Copy the records below exactly, leaving out any pictures.
* Start *
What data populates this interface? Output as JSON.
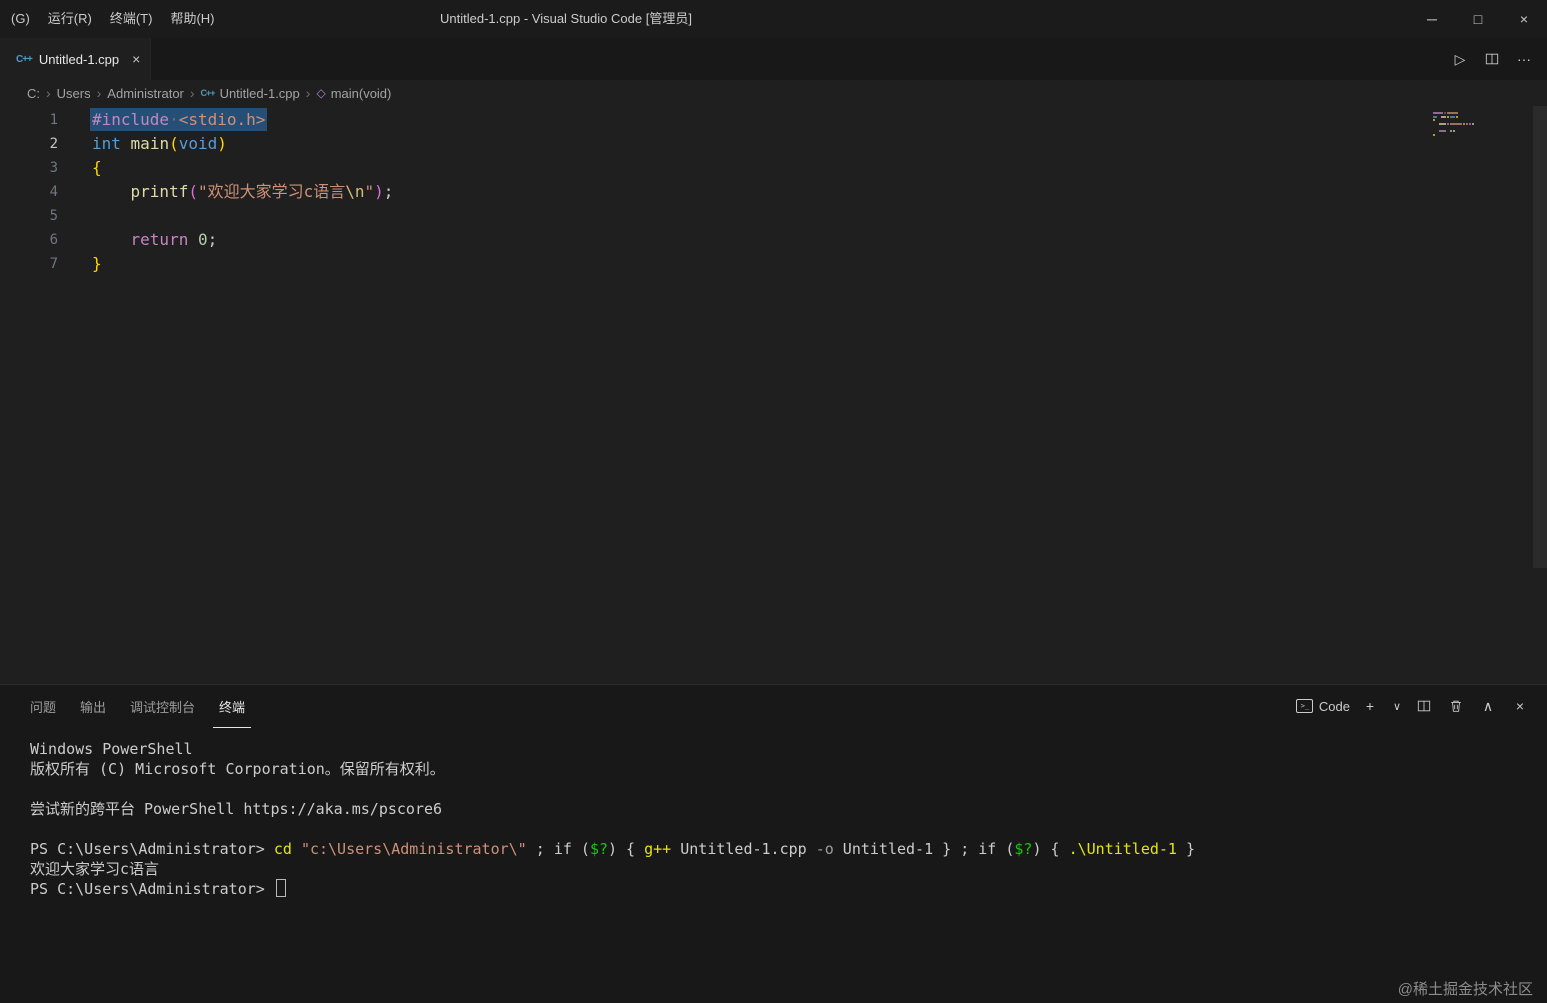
{
  "icons": {
    "cpp": "C++",
    "method": "◇",
    "separator": "›",
    "terminal_glyph": ">_"
  },
  "title_bar": {
    "menus": [
      {
        "label": "(G)"
      },
      {
        "label": "运行(R)"
      },
      {
        "label": "终端(T)"
      },
      {
        "label": "帮助(H)"
      }
    ],
    "title": "Untitled-1.cpp - Visual Studio Code [管理员]",
    "controls": {
      "minimize": "─",
      "maximize": "□",
      "close": "×"
    }
  },
  "tab_bar": {
    "tabs": [
      {
        "label": "Untitled-1.cpp",
        "icon": "cpp",
        "close": "×",
        "active": true
      }
    ],
    "actions": {
      "run": "▷",
      "more": "···"
    }
  },
  "breadcrumb": [
    {
      "label": "C:"
    },
    {
      "label": "Users"
    },
    {
      "label": "Administrator"
    },
    {
      "label": "Untitled-1.cpp",
      "icon": "cpp"
    },
    {
      "label": "main(void)",
      "icon": "method"
    }
  ],
  "editor": {
    "token_colors": {
      "macro": "#c586c0",
      "keyword": "#569cd6",
      "control": "#c586c0",
      "function": "#dcdcaa",
      "string": "#ce9178",
      "escape": "#d7ba7d",
      "number": "#b5cea8",
      "plain": "#cccccc",
      "ws": "#6e6e6e",
      "bracket1": "#ffd700",
      "bracket2": "#da70d6"
    },
    "lines": [
      {
        "num": 1,
        "selected": true,
        "tokens": [
          [
            "#include",
            "macro"
          ],
          [
            "·",
            "ws"
          ],
          [
            "<stdio.h>",
            "string"
          ]
        ]
      },
      {
        "num": 2,
        "active": true,
        "tokens": [
          [
            "int",
            "keyword"
          ],
          [
            " ",
            "plain"
          ],
          [
            "main",
            "function"
          ],
          [
            "(",
            "bracket1"
          ],
          [
            "void",
            "keyword"
          ],
          [
            ")",
            "bracket1"
          ]
        ]
      },
      {
        "num": 3,
        "tokens": [
          [
            "{",
            "bracket1"
          ]
        ]
      },
      {
        "num": 4,
        "tokens": [
          [
            "    ",
            "plain"
          ],
          [
            "printf",
            "function"
          ],
          [
            "(",
            "bracket2"
          ],
          [
            "\"欢迎大家学习c语言",
            "string"
          ],
          [
            "\\n",
            "escape"
          ],
          [
            "\"",
            "string"
          ],
          [
            ")",
            "bracket2"
          ],
          [
            ";",
            "plain"
          ]
        ]
      },
      {
        "num": 5,
        "tokens": []
      },
      {
        "num": 6,
        "tokens": [
          [
            "    ",
            "plain"
          ],
          [
            "return",
            "control"
          ],
          [
            " ",
            "plain"
          ],
          [
            "0",
            "number"
          ],
          [
            ";",
            "plain"
          ]
        ]
      },
      {
        "num": 7,
        "tokens": [
          [
            "}",
            "bracket1"
          ]
        ]
      }
    ]
  },
  "panel": {
    "tabs": [
      {
        "id": "problems",
        "label": "问题",
        "active": false
      },
      {
        "id": "output",
        "label": "输出",
        "active": false
      },
      {
        "id": "debug-console",
        "label": "调试控制台",
        "active": false
      },
      {
        "id": "terminal",
        "label": "终端",
        "active": true
      }
    ],
    "actions": {
      "profile_label": "Code",
      "new": "+",
      "dropdown": "∨",
      "maximize": "∧",
      "close": "×"
    }
  },
  "terminal": {
    "token_colors": {
      "plain": "#cccccc",
      "cmd": "#e5e510",
      "str": "#ce9178",
      "var": "#16c60c",
      "param": "#9d9d9d"
    },
    "lines": [
      {
        "tokens": [
          [
            "Windows PowerShell",
            "plain"
          ]
        ]
      },
      {
        "tokens": [
          [
            "版权所有 (C) Microsoft Corporation。保留所有权利。",
            "plain"
          ]
        ]
      },
      {
        "tokens": []
      },
      {
        "tokens": [
          [
            "尝试新的跨平台 PowerShell https://aka.ms/pscore6",
            "plain"
          ]
        ]
      },
      {
        "tokens": []
      },
      {
        "tokens": [
          [
            "PS C:\\Users\\Administrator> ",
            "plain"
          ],
          [
            "cd",
            "cmd"
          ],
          [
            " ",
            "plain"
          ],
          [
            "\"c:\\Users\\Administrator\\\"",
            "str"
          ],
          [
            " ; ",
            "plain"
          ],
          [
            "if",
            "plain"
          ],
          [
            " (",
            "plain"
          ],
          [
            "$?",
            "var"
          ],
          [
            ") { ",
            "plain"
          ],
          [
            "g++",
            "cmd"
          ],
          [
            " Untitled-1.cpp ",
            "plain"
          ],
          [
            "-o",
            "param"
          ],
          [
            " Untitled-1 } ; ",
            "plain"
          ],
          [
            "if",
            "plain"
          ],
          [
            " (",
            "plain"
          ],
          [
            "$?",
            "var"
          ],
          [
            ") { ",
            "plain"
          ],
          [
            ".\\Untitled-1",
            "cmd"
          ],
          [
            " }",
            "plain"
          ]
        ]
      },
      {
        "tokens": [
          [
            "欢迎大家学习c语言",
            "plain"
          ]
        ]
      },
      {
        "tokens": [
          [
            "PS C:\\Users\\Administrator> ",
            "plain"
          ]
        ],
        "cursor": true
      }
    ]
  },
  "watermark": "@稀土掘金技术社区"
}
* End *
■ The solution:
What data populates this interface? Output as JSON.
{
  "icons": {
    "cpp": "C++",
    "method": "◇",
    "separator": "›",
    "terminal_glyph": ">_"
  },
  "title_bar": {
    "menus": [
      {
        "label": "(G)"
      },
      {
        "label": "运行(R)"
      },
      {
        "label": "终端(T)"
      },
      {
        "label": "帮助(H)"
      }
    ],
    "title": "Untitled-1.cpp - Visual Studio Code [管理员]",
    "controls": {
      "minimize": "─",
      "maximize": "□",
      "close": "×"
    }
  },
  "tab_bar": {
    "tabs": [
      {
        "label": "Untitled-1.cpp",
        "icon": "cpp",
        "close": "×",
        "active": true
      }
    ],
    "actions": {
      "run": "▷",
      "more": "···"
    }
  },
  "breadcrumb": [
    {
      "label": "C:"
    },
    {
      "label": "Users"
    },
    {
      "label": "Administrator"
    },
    {
      "label": "Untitled-1.cpp",
      "icon": "cpp"
    },
    {
      "label": "main(void)",
      "icon": "method"
    }
  ],
  "editor": {
    "token_colors": {
      "macro": "#c586c0",
      "keyword": "#569cd6",
      "control": "#c586c0",
      "function": "#dcdcaa",
      "string": "#ce9178",
      "escape": "#d7ba7d",
      "number": "#b5cea8",
      "plain": "#cccccc",
      "ws": "#6e6e6e",
      "bracket1": "#ffd700",
      "bracket2": "#da70d6"
    },
    "lines": [
      {
        "num": 1,
        "selected": true,
        "tokens": [
          [
            "#include",
            "macro"
          ],
          [
            "·",
            "ws"
          ],
          [
            "<stdio.h>",
            "string"
          ]
        ]
      },
      {
        "num": 2,
        "active": true,
        "tokens": [
          [
            "int",
            "keyword"
          ],
          [
            " ",
            "plain"
          ],
          [
            "main",
            "function"
          ],
          [
            "(",
            "bracket1"
          ],
          [
            "void",
            "keyword"
          ],
          [
            ")",
            "bracket1"
          ]
        ]
      },
      {
        "num": 3,
        "tokens": [
          [
            "{",
            "bracket1"
          ]
        ]
      },
      {
        "num": 4,
        "tokens": [
          [
            "    ",
            "plain"
          ],
          [
            "printf",
            "function"
          ],
          [
            "(",
            "bracket2"
          ],
          [
            "\"欢迎大家学习c语言",
            "string"
          ],
          [
            "\\n",
            "escape"
          ],
          [
            "\"",
            "string"
          ],
          [
            ")",
            "bracket2"
          ],
          [
            ";",
            "plain"
          ]
        ]
      },
      {
        "num": 5,
        "tokens": []
      },
      {
        "num": 6,
        "tokens": [
          [
            "    ",
            "plain"
          ],
          [
            "return",
            "control"
          ],
          [
            " ",
            "plain"
          ],
          [
            "0",
            "number"
          ],
          [
            ";",
            "plain"
          ]
        ]
      },
      {
        "num": 7,
        "tokens": [
          [
            "}",
            "bracket1"
          ]
        ]
      }
    ]
  },
  "panel": {
    "tabs": [
      {
        "id": "problems",
        "label": "问题",
        "active": false
      },
      {
        "id": "output",
        "label": "输出",
        "active": false
      },
      {
        "id": "debug-console",
        "label": "调试控制台",
        "active": false
      },
      {
        "id": "terminal",
        "label": "终端",
        "active": true
      }
    ],
    "actions": {
      "profile_label": "Code",
      "new": "+",
      "dropdown": "∨",
      "maximize": "∧",
      "close": "×"
    }
  },
  "terminal": {
    "token_colors": {
      "plain": "#cccccc",
      "cmd": "#e5e510",
      "str": "#ce9178",
      "var": "#16c60c",
      "param": "#9d9d9d"
    },
    "lines": [
      {
        "tokens": [
          [
            "Windows PowerShell",
            "plain"
          ]
        ]
      },
      {
        "tokens": [
          [
            "版权所有 (C) Microsoft Corporation。保留所有权利。",
            "plain"
          ]
        ]
      },
      {
        "tokens": []
      },
      {
        "tokens": [
          [
            "尝试新的跨平台 PowerShell https://aka.ms/pscore6",
            "plain"
          ]
        ]
      },
      {
        "tokens": []
      },
      {
        "tokens": [
          [
            "PS C:\\Users\\Administrator> ",
            "plain"
          ],
          [
            "cd",
            "cmd"
          ],
          [
            " ",
            "plain"
          ],
          [
            "\"c:\\Users\\Administrator\\\"",
            "str"
          ],
          [
            " ; ",
            "plain"
          ],
          [
            "if",
            "plain"
          ],
          [
            " (",
            "plain"
          ],
          [
            "$?",
            "var"
          ],
          [
            ") { ",
            "plain"
          ],
          [
            "g++",
            "cmd"
          ],
          [
            " Untitled-1.cpp ",
            "plain"
          ],
          [
            "-o",
            "param"
          ],
          [
            " Untitled-1 } ; ",
            "plain"
          ],
          [
            "if",
            "plain"
          ],
          [
            " (",
            "plain"
          ],
          [
            "$?",
            "var"
          ],
          [
            ") { ",
            "plain"
          ],
          [
            ".\\Untitled-1",
            "cmd"
          ],
          [
            " }",
            "plain"
          ]
        ]
      },
      {
        "tokens": [
          [
            "欢迎大家学习c语言",
            "plain"
          ]
        ]
      },
      {
        "tokens": [
          [
            "PS C:\\Users\\Administrator> ",
            "plain"
          ]
        ],
        "cursor": true
      }
    ]
  },
  "watermark": "@稀土掘金技术社区"
}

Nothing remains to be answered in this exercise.